● **Requirement**
Reproduce, unchanged, the stretch of lines from the one containing "section-1-3-4-continued: редакции: [172, 1332, 279, 1359]" through the one containing "160, 180, 175]".

(Annotated region listings)
○ ○ ○

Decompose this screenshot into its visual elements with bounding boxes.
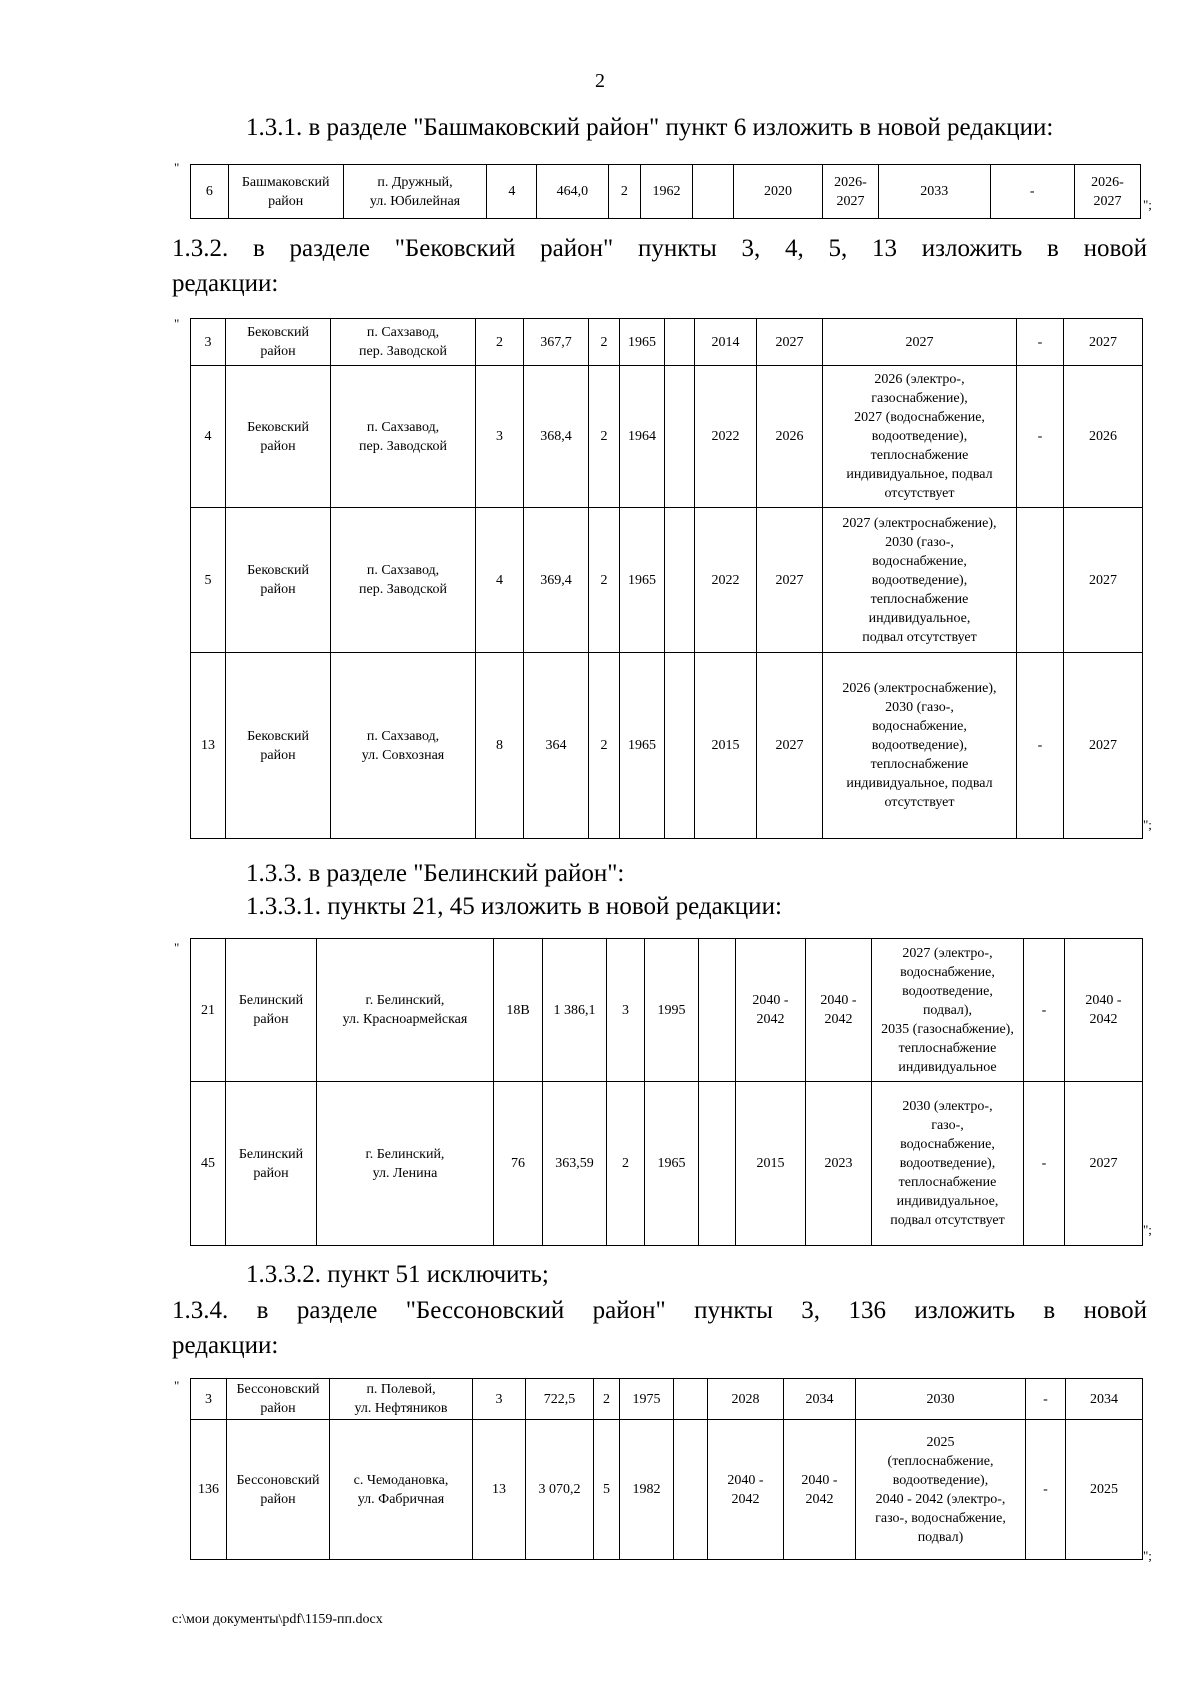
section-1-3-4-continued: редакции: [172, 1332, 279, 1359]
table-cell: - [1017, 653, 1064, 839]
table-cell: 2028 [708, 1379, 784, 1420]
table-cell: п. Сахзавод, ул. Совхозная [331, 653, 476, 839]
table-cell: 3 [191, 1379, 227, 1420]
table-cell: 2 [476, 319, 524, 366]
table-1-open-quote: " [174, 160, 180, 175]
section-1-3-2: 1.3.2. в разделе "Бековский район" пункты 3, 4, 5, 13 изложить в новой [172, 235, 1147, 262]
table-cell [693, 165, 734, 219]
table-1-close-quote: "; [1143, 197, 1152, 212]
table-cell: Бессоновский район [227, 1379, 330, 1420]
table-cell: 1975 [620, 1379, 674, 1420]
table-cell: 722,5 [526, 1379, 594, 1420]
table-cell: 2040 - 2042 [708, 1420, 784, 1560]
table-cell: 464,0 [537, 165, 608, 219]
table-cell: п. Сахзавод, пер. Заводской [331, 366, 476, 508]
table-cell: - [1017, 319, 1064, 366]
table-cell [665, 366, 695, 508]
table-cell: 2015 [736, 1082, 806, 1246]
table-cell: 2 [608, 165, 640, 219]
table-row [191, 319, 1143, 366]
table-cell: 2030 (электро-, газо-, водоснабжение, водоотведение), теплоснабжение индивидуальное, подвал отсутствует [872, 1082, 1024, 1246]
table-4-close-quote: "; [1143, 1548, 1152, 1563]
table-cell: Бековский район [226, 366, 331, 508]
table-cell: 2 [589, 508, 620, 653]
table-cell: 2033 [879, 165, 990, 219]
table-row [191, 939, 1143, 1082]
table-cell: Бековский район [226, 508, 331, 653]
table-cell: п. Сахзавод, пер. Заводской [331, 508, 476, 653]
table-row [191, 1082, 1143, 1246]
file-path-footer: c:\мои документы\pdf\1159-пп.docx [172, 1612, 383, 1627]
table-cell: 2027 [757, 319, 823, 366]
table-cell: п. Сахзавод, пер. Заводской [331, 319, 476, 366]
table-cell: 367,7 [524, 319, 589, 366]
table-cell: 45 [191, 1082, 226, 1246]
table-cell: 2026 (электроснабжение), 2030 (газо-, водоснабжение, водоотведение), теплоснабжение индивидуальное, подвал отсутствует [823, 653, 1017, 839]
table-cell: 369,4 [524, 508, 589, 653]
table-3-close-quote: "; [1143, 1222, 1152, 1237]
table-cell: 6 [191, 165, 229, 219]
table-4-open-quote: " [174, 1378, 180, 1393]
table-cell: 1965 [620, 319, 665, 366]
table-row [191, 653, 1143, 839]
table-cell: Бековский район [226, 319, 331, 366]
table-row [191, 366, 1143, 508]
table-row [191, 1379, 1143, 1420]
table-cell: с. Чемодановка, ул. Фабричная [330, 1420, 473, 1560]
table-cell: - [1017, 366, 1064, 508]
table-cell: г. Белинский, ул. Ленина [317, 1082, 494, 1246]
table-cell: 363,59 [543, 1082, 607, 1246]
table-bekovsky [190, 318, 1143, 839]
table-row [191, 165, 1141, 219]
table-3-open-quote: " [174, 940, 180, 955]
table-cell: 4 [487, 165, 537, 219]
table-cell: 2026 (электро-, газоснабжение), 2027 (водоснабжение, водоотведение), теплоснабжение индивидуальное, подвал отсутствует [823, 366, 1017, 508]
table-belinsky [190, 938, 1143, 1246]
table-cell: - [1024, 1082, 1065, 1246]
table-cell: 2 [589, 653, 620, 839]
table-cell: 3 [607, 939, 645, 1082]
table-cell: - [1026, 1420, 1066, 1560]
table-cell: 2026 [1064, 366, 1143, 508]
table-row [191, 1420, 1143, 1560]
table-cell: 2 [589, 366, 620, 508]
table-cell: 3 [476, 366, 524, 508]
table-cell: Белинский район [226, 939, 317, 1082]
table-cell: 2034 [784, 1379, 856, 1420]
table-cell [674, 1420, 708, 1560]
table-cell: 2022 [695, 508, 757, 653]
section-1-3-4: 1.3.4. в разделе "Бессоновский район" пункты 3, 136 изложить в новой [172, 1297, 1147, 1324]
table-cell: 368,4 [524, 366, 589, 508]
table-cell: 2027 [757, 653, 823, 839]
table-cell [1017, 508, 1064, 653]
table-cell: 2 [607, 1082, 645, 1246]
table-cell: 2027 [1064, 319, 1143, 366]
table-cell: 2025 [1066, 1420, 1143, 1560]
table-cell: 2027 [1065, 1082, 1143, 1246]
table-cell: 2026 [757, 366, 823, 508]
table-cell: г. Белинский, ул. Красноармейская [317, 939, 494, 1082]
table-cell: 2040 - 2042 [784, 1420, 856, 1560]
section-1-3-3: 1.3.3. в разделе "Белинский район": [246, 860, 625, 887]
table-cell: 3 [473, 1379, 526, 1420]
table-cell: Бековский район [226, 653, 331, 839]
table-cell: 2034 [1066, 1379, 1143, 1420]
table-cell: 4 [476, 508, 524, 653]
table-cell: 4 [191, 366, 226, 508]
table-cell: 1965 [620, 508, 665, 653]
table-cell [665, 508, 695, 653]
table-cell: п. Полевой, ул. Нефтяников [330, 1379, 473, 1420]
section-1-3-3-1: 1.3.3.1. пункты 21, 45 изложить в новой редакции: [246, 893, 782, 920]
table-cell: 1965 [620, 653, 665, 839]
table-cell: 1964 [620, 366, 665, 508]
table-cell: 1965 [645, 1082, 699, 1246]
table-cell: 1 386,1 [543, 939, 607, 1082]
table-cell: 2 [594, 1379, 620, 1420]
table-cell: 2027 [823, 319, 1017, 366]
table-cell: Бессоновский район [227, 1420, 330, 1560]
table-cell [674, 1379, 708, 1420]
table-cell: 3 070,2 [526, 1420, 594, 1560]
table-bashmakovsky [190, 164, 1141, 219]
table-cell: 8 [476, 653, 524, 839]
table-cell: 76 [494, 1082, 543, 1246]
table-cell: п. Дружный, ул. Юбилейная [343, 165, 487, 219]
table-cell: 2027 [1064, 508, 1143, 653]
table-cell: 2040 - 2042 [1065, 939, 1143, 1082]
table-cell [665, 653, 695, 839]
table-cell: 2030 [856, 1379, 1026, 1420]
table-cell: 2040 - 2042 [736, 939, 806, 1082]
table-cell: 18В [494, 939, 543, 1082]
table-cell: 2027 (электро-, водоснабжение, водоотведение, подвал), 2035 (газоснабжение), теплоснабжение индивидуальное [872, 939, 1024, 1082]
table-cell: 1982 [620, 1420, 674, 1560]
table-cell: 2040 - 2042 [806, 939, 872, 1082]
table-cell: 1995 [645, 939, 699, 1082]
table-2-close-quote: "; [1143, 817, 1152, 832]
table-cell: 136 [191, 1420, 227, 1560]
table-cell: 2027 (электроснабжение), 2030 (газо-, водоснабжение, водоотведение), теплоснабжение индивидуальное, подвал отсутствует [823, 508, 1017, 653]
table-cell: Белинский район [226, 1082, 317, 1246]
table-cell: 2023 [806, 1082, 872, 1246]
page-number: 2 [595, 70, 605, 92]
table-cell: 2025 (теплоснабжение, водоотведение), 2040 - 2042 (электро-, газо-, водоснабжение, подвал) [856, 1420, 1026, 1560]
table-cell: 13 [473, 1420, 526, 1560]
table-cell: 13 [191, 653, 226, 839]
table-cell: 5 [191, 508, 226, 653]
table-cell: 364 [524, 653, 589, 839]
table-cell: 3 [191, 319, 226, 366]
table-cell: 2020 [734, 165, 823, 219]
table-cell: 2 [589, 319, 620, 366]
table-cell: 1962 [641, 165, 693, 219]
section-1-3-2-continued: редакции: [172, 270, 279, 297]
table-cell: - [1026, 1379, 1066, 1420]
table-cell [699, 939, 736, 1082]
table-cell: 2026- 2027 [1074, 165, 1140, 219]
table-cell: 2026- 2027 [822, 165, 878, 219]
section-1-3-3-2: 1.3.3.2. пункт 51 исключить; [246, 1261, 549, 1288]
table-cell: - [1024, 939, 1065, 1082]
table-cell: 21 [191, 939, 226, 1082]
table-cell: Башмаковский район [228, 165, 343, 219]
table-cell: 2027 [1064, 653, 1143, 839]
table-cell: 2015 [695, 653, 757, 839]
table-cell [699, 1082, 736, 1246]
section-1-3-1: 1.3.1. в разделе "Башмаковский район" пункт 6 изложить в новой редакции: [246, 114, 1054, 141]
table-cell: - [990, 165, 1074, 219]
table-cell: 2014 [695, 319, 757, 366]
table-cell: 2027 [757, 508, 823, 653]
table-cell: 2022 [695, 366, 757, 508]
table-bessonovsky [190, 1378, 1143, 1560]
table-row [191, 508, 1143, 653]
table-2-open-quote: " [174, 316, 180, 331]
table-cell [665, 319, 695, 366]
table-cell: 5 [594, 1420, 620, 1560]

○ ○ ○

● **Complete response**
section-1-3-4-continued: редакции: [172, 1332, 279, 1359]
table-cell: - [1017, 653, 1064, 839]
table-cell: 2028 [708, 1379, 784, 1420]
table-cell: п. Сахзавод, ул. Совхозная [331, 653, 476, 839]
table-cell: 3 [191, 1379, 227, 1420]
table-cell: 2 [476, 319, 524, 366]
table-1-open-quote: " [174, 160, 180, 175]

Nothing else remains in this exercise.